[Records from a data collection]
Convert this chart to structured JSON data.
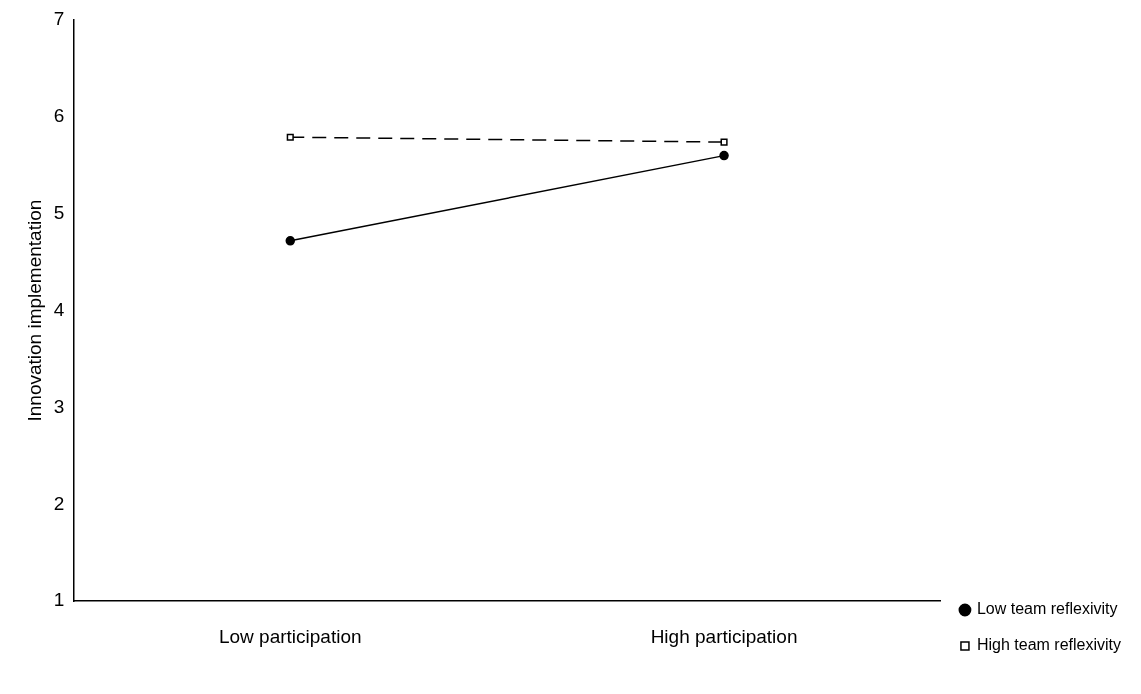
{
  "chart_data": {
    "type": "line",
    "ylabel": "Innovation implementation",
    "categories": [
      "Low participation",
      "High participation"
    ],
    "series": [
      {
        "name": "Low team reflexivity",
        "color": "#000000",
        "values": [
          4.72,
          5.6
        ],
        "marker": "circle",
        "line_style": "solid"
      },
      {
        "name": "High team reflexivity",
        "color": "#000000",
        "values": [
          5.79,
          5.74
        ],
        "marker": "square",
        "line_style": "dashed"
      }
    ],
    "ylim": [
      1,
      7
    ],
    "yticks": [
      1,
      2,
      3,
      4,
      5,
      6,
      7
    ],
    "grid": false,
    "legend": "bottom right"
  }
}
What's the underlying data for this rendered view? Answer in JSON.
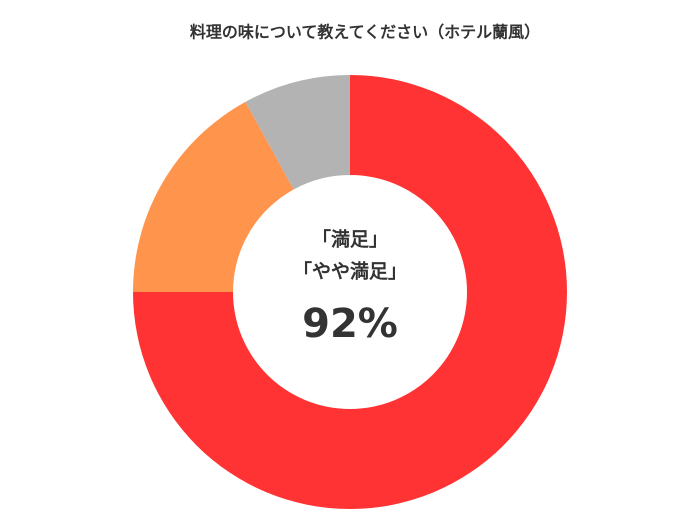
{
  "chart_data": {
    "type": "donut",
    "title": "料理の味について教えてください（ホテル蘭風）",
    "values": [
      75,
      17,
      8
    ],
    "colors": [
      "#ff3333",
      "#ff944d",
      "#b3b3b3"
    ],
    "center_lines": [
      "「満足」",
      "「やや満足」"
    ],
    "center_value": {
      "value": 92,
      "label": "92%"
    }
  }
}
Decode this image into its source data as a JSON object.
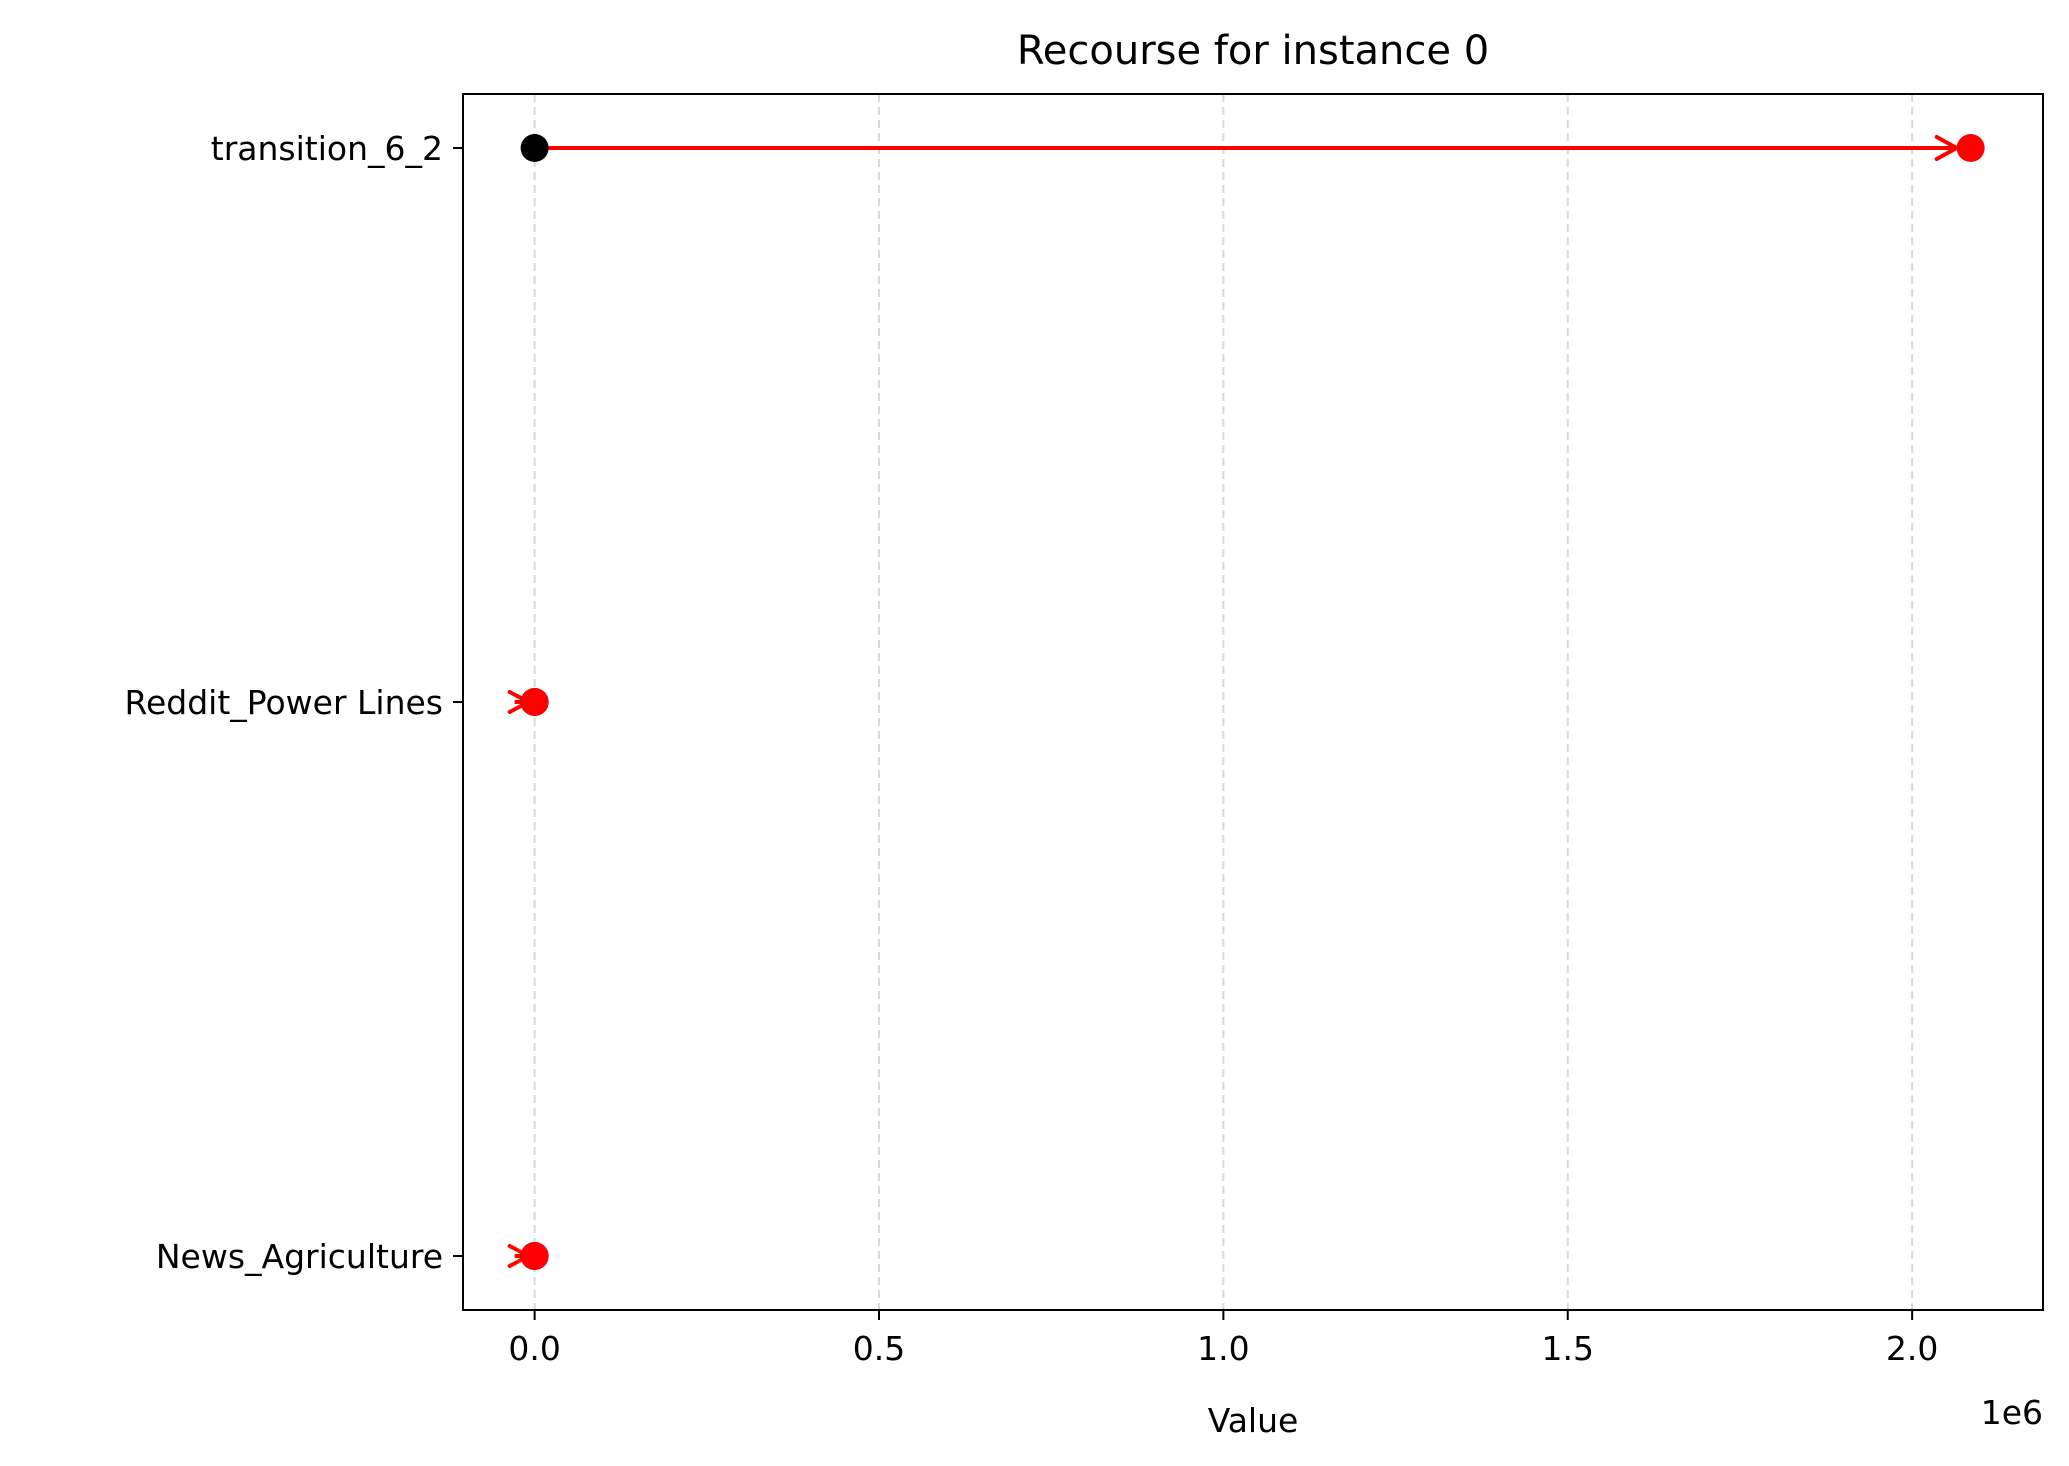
{
  "chart_data": {
    "type": "scatter",
    "title": "Recourse for instance 0",
    "xlabel": "Value",
    "ylabel": "",
    "x_offset_label": "1e6",
    "x_scale_factor": 1000000,
    "xlim": [
      -0.104,
      2.19
    ],
    "xticks": [
      0.0,
      0.5,
      1.0,
      1.5,
      2.0
    ],
    "xtick_labels": [
      "0.0",
      "0.5",
      "1.0",
      "1.5",
      "2.0"
    ],
    "grid": "x-dashed",
    "categories": [
      "transition_6_2",
      "Reddit_Power Lines",
      "News_Agriculture"
    ],
    "features": [
      {
        "name": "transition_6_2",
        "original": 0.0,
        "counterfactual": 2.085
      },
      {
        "name": "Reddit_Power Lines",
        "original": 0.0,
        "counterfactual": 0.0
      },
      {
        "name": "News_Agriculture",
        "original": 0.0,
        "counterfactual": 0.0
      }
    ],
    "colors": {
      "original": "#000000",
      "counterfactual": "#ff0000",
      "arrow": "#ff0000",
      "grid": "#d9d9d9"
    }
  }
}
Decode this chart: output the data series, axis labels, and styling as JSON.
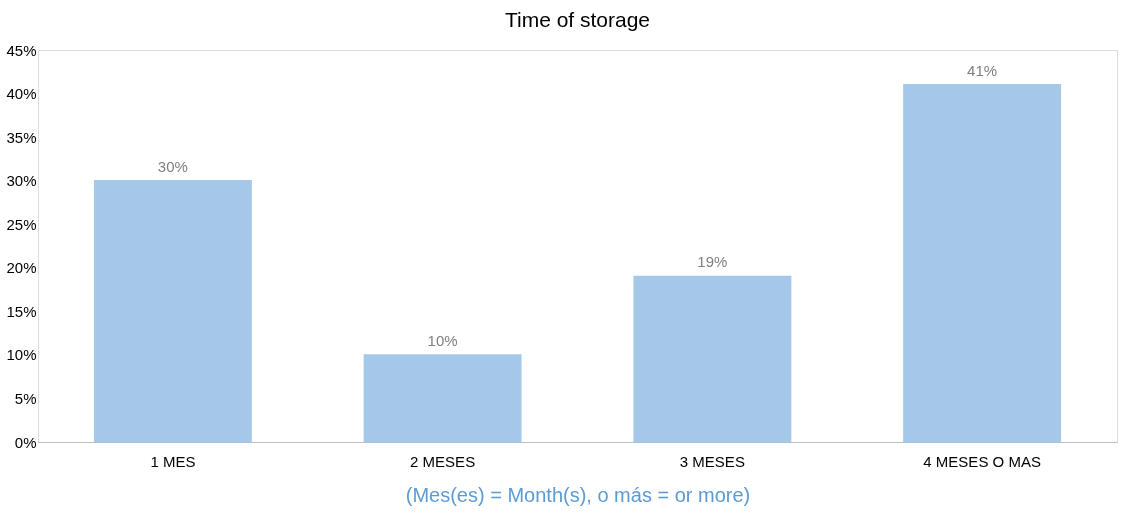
{
  "chart_data": {
    "type": "bar",
    "title": "Time of storage",
    "xlabel": "(Mes(es) = Month(s), o más = or more)",
    "categories": [
      "1 MES",
      "2 MESES",
      "3 MESES",
      "4 MESES O MAS"
    ],
    "values": [
      30,
      10,
      19,
      41
    ],
    "value_labels": [
      "30%",
      "10%",
      "19%",
      "41%"
    ],
    "color": "#9dc3e6",
    "ylim": [
      0,
      45
    ],
    "yticks": [
      {
        "value": 0,
        "label": "0%"
      },
      {
        "value": 5,
        "label": "5%"
      },
      {
        "value": 10,
        "label": "10%"
      },
      {
        "value": 15,
        "label": "15%"
      },
      {
        "value": 20,
        "label": "20%"
      },
      {
        "value": 25,
        "label": "25%"
      },
      {
        "value": 30,
        "label": "30%"
      },
      {
        "value": 35,
        "label": "35%"
      },
      {
        "value": 40,
        "label": "40%"
      },
      {
        "value": 45,
        "label": "45%"
      }
    ],
    "grid": false
  }
}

SHORT PROBLEM: List the lines that contain the word "Decode".

ANSWER:
Decode this image into its source data as a JSON object.
Decode this chart: output the data series, axis labels, and styling as JSON.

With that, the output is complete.